Task input →
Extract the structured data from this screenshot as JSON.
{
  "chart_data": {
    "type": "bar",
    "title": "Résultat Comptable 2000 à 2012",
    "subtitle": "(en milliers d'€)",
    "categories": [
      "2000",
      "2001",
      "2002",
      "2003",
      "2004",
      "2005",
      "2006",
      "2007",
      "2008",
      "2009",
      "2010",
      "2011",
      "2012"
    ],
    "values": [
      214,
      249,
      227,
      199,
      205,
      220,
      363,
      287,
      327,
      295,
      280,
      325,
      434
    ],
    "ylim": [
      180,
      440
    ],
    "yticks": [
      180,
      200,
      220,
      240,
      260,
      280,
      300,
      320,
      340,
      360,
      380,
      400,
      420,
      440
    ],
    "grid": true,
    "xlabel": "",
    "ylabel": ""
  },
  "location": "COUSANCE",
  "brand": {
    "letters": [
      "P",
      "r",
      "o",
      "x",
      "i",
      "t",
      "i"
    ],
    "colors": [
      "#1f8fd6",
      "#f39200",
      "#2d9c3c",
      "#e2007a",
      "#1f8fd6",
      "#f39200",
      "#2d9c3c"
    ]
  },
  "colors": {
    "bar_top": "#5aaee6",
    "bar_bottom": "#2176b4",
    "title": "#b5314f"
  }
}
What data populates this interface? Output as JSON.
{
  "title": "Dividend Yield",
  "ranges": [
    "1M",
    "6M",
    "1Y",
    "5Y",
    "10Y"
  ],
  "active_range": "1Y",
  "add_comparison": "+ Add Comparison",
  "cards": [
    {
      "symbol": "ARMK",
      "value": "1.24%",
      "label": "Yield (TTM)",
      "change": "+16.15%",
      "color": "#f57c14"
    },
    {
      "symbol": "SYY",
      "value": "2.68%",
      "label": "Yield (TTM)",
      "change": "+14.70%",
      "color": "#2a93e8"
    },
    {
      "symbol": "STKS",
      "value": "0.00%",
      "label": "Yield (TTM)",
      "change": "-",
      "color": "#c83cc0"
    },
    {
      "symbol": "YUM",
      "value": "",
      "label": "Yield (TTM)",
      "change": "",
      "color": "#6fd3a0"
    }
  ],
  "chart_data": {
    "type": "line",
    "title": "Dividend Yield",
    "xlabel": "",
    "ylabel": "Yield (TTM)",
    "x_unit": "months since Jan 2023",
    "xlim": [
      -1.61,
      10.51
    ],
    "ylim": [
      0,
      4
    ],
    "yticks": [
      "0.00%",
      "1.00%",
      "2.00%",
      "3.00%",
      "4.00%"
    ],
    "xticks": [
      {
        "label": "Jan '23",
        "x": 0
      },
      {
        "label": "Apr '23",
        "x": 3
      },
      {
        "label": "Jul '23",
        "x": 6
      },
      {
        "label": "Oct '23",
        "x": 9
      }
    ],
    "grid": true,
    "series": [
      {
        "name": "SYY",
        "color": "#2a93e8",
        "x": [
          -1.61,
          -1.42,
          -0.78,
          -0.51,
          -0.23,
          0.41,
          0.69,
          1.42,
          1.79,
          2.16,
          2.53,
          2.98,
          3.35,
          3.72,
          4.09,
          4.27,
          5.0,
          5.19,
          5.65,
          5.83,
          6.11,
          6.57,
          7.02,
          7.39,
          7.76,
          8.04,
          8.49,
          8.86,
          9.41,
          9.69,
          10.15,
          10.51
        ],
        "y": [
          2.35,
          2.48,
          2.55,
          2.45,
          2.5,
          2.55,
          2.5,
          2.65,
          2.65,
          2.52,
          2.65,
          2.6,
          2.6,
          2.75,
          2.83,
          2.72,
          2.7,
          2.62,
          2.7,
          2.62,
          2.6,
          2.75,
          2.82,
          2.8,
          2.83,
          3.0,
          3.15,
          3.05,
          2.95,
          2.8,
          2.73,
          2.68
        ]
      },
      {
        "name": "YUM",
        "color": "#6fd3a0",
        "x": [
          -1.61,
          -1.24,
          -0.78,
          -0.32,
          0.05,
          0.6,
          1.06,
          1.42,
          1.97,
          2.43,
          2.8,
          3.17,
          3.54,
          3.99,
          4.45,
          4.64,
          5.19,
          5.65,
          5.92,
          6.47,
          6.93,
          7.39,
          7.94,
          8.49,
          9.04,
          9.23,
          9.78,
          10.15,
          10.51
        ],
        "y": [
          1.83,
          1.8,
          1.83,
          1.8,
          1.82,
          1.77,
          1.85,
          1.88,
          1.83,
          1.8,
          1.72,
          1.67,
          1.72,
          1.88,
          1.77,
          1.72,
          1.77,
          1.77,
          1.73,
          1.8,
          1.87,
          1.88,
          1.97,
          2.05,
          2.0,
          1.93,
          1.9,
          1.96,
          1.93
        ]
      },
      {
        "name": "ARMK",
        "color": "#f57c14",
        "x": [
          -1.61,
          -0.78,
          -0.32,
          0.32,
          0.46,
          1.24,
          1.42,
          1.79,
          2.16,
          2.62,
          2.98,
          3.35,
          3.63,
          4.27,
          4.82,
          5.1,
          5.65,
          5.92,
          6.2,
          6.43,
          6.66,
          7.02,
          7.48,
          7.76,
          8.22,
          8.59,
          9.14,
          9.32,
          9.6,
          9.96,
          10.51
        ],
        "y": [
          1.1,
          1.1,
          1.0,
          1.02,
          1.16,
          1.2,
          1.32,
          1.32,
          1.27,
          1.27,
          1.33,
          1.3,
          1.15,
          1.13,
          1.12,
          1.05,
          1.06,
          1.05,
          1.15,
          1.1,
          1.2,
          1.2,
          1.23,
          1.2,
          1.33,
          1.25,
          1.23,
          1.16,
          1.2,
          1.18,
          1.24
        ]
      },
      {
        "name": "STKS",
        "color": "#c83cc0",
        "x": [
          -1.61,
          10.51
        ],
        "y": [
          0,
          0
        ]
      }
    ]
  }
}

What needs to be done → Print back all the lines verbatim.

Full output →
Extract the structured data from this screenshot as JSON.
{
  "chart_data": {
    "type": "bar",
    "title": "Résultat Comptable 2000 à 2012",
    "subtitle": "(en milliers d'€)",
    "categories": [
      "2000",
      "2001",
      "2002",
      "2003",
      "2004",
      "2005",
      "2006",
      "2007",
      "2008",
      "2009",
      "2010",
      "2011",
      "2012"
    ],
    "values": [
      214,
      249,
      227,
      199,
      205,
      220,
      363,
      287,
      327,
      295,
      280,
      325,
      434
    ],
    "ylim": [
      180,
      440
    ],
    "yticks": [
      180,
      200,
      220,
      240,
      260,
      280,
      300,
      320,
      340,
      360,
      380,
      400,
      420,
      440
    ],
    "grid": true,
    "xlabel": "",
    "ylabel": ""
  },
  "location": "COUSANCE",
  "brand": {
    "letters": [
      "P",
      "r",
      "o",
      "x",
      "i",
      "t",
      "i"
    ],
    "colors": [
      "#1f8fd6",
      "#f39200",
      "#2d9c3c",
      "#e2007a",
      "#1f8fd6",
      "#f39200",
      "#2d9c3c"
    ]
  },
  "colors": {
    "bar_top": "#5aaee6",
    "bar_bottom": "#2176b4",
    "title": "#b5314f"
  }
}
What data populates this interface? Output as JSON.
{
  "title": "Dividend Yield",
  "ranges": [
    "1M",
    "6M",
    "1Y",
    "5Y",
    "10Y"
  ],
  "active_range": "1Y",
  "add_comparison": "+ Add Comparison",
  "cards": [
    {
      "symbol": "ARMK",
      "value": "1.24%",
      "label": "Yield (TTM)",
      "change": "+16.15%",
      "color": "#f57c14"
    },
    {
      "symbol": "SYY",
      "value": "2.68%",
      "label": "Yield (TTM)",
      "change": "+14.70%",
      "color": "#2a93e8"
    },
    {
      "symbol": "STKS",
      "value": "0.00%",
      "label": "Yield (TTM)",
      "change": "-",
      "color": "#c83cc0"
    },
    {
      "symbol": "YUM",
      "value": "",
      "label": "Yield (TTM)",
      "change": "",
      "color": "#6fd3a0"
    }
  ],
  "chart_data": {
    "type": "line",
    "title": "Dividend Yield",
    "xlabel": "",
    "ylabel": "Yield (TTM)",
    "x_unit": "months since Jan 2023",
    "xlim": [
      -1.61,
      10.51
    ],
    "ylim": [
      0,
      4
    ],
    "yticks": [
      "0.00%",
      "1.00%",
      "2.00%",
      "3.00%",
      "4.00%"
    ],
    "xticks": [
      {
        "label": "Jan '23",
        "x": 0
      },
      {
        "label": "Apr '23",
        "x": 3
      },
      {
        "label": "Jul '23",
        "x": 6
      },
      {
        "label": "Oct '23",
        "x": 9
      }
    ],
    "grid": true,
    "series": [
      {
        "name": "SYY",
        "color": "#2a93e8",
        "x": [
          -1.61,
          -1.42,
          -0.78,
          -0.51,
          -0.23,
          0.41,
          0.69,
          1.42,
          1.79,
          2.16,
          2.53,
          2.98,
          3.35,
          3.72,
          4.09,
          4.27,
          5.0,
          5.19,
          5.65,
          5.83,
          6.11,
          6.57,
          7.02,
          7.39,
          7.76,
          8.04,
          8.49,
          8.86,
          9.41,
          9.69,
          10.15,
          10.51
        ],
        "y": [
          2.35,
          2.48,
          2.55,
          2.45,
          2.5,
          2.55,
          2.5,
          2.65,
          2.65,
          2.52,
          2.65,
          2.6,
          2.6,
          2.75,
          2.83,
          2.72,
          2.7,
          2.62,
          2.7,
          2.62,
          2.6,
          2.75,
          2.82,
          2.8,
          2.83,
          3.0,
          3.15,
          3.05,
          2.95,
          2.8,
          2.73,
          2.68
        ]
      },
      {
        "name": "YUM",
        "color": "#6fd3a0",
        "x": [
          -1.61,
          -1.24,
          -0.78,
          -0.32,
          0.05,
          0.6,
          1.06,
          1.42,
          1.97,
          2.43,
          2.8,
          3.17,
          3.54,
          3.99,
          4.45,
          4.64,
          5.19,
          5.65,
          5.92,
          6.47,
          6.93,
          7.39,
          7.94,
          8.49,
          9.04,
          9.23,
          9.78,
          10.15,
          10.51
        ],
        "y": [
          1.83,
          1.8,
          1.83,
          1.8,
          1.82,
          1.77,
          1.85,
          1.88,
          1.83,
          1.8,
          1.72,
          1.67,
          1.72,
          1.88,
          1.77,
          1.72,
          1.77,
          1.77,
          1.73,
          1.8,
          1.87,
          1.88,
          1.97,
          2.05,
          2.0,
          1.93,
          1.9,
          1.96,
          1.93
        ]
      },
      {
        "name": "ARMK",
        "color": "#f57c14",
        "x": [
          -1.61,
          -0.78,
          -0.32,
          0.32,
          0.46,
          1.24,
          1.42,
          1.79,
          2.16,
          2.62,
          2.98,
          3.35,
          3.63,
          4.27,
          4.82,
          5.1,
          5.65,
          5.92,
          6.2,
          6.43,
          6.66,
          7.02,
          7.48,
          7.76,
          8.22,
          8.59,
          9.14,
          9.32,
          9.6,
          9.96,
          10.51
        ],
        "y": [
          1.1,
          1.1,
          1.0,
          1.02,
          1.16,
          1.2,
          1.32,
          1.32,
          1.27,
          1.27,
          1.33,
          1.3,
          1.15,
          1.13,
          1.12,
          1.05,
          1.06,
          1.05,
          1.15,
          1.1,
          1.2,
          1.2,
          1.23,
          1.2,
          1.33,
          1.25,
          1.23,
          1.16,
          1.2,
          1.18,
          1.24
        ]
      },
      {
        "name": "STKS",
        "color": "#c83cc0",
        "x": [
          -1.61,
          10.51
        ],
        "y": [
          0,
          0
        ]
      }
    ]
  }
}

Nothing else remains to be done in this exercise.